DIRECTIVE — Give back the full listing, character for character, with no pictures.

──────── RECORDS PROVIDED

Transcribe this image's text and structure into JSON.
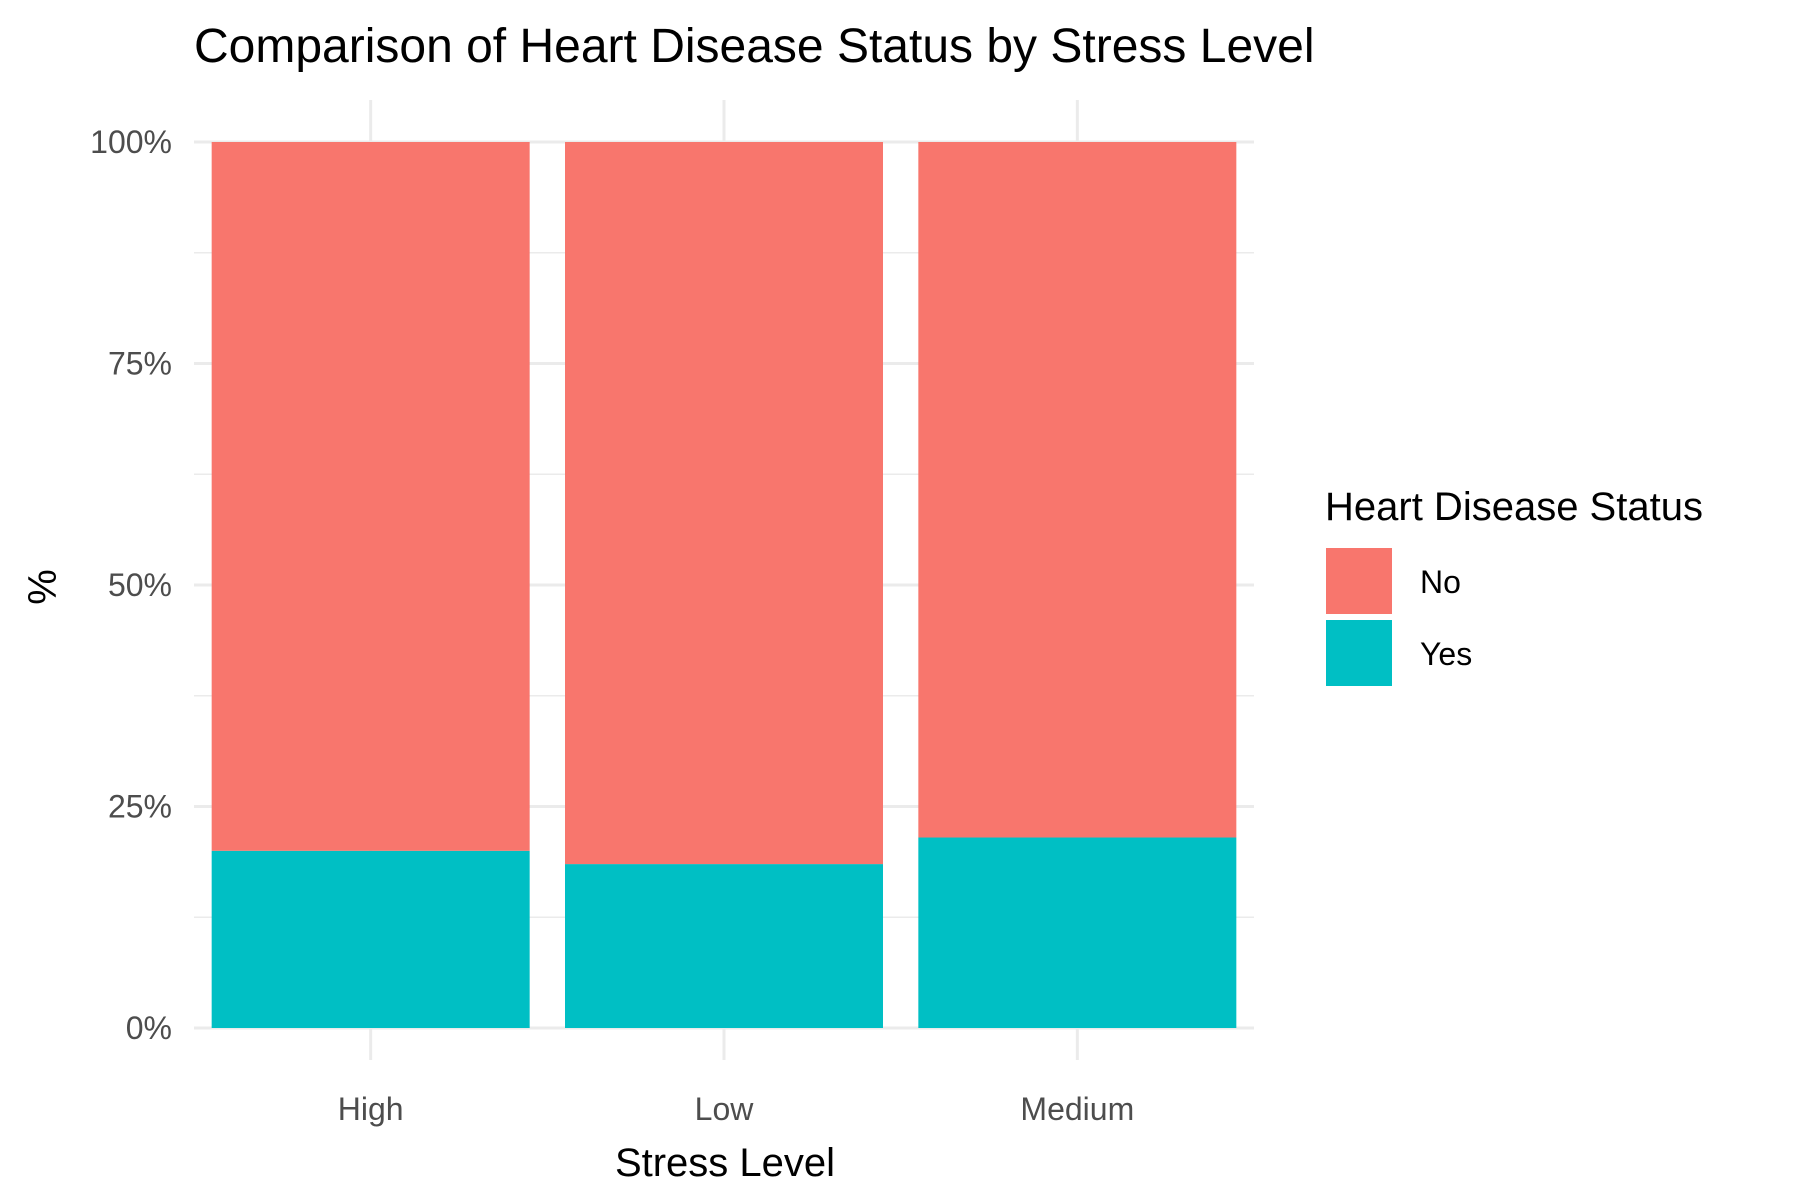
{
  "chart_data": {
    "type": "bar",
    "stacked": true,
    "title": "Comparison of Heart Disease Status by Stress Level",
    "xlabel": "Stress Level",
    "ylabel": "%",
    "ylim": [
      0,
      1
    ],
    "y_ticks": [
      0,
      0.25,
      0.5,
      0.75,
      1.0
    ],
    "y_tick_labels": [
      "0%",
      "25%",
      "50%",
      "75%",
      "100%"
    ],
    "categories": [
      "High",
      "Low",
      "Medium"
    ],
    "series": [
      {
        "name": "Yes",
        "color": "#00BFC4",
        "values": [
          0.2,
          0.185,
          0.215
        ]
      },
      {
        "name": "No",
        "color": "#F8766D",
        "values": [
          0.8,
          0.815,
          0.785
        ]
      }
    ],
    "legend": {
      "title": "Heart Disease Status",
      "position": "right",
      "entries": [
        {
          "label": "No",
          "color": "#F8766D"
        },
        {
          "label": "Yes",
          "color": "#00BFC4"
        }
      ]
    },
    "grid": true
  }
}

────────────────

SOLUTION FOR THIS EXERCISE —
Transcribe this image's text and structure into JSON.
{
  "chart_data": {
    "type": "bar",
    "stacked": true,
    "title": "Comparison of Heart Disease Status by Stress Level",
    "xlabel": "Stress Level",
    "ylabel": "%",
    "ylim": [
      0,
      1
    ],
    "y_ticks": [
      0,
      0.25,
      0.5,
      0.75,
      1.0
    ],
    "y_tick_labels": [
      "0%",
      "25%",
      "50%",
      "75%",
      "100%"
    ],
    "categories": [
      "High",
      "Low",
      "Medium"
    ],
    "series": [
      {
        "name": "Yes",
        "color": "#00BFC4",
        "values": [
          0.2,
          0.185,
          0.215
        ]
      },
      {
        "name": "No",
        "color": "#F8766D",
        "values": [
          0.8,
          0.815,
          0.785
        ]
      }
    ],
    "legend": {
      "title": "Heart Disease Status",
      "position": "right",
      "entries": [
        {
          "label": "No",
          "color": "#F8766D"
        },
        {
          "label": "Yes",
          "color": "#00BFC4"
        }
      ]
    },
    "grid": true
  }
}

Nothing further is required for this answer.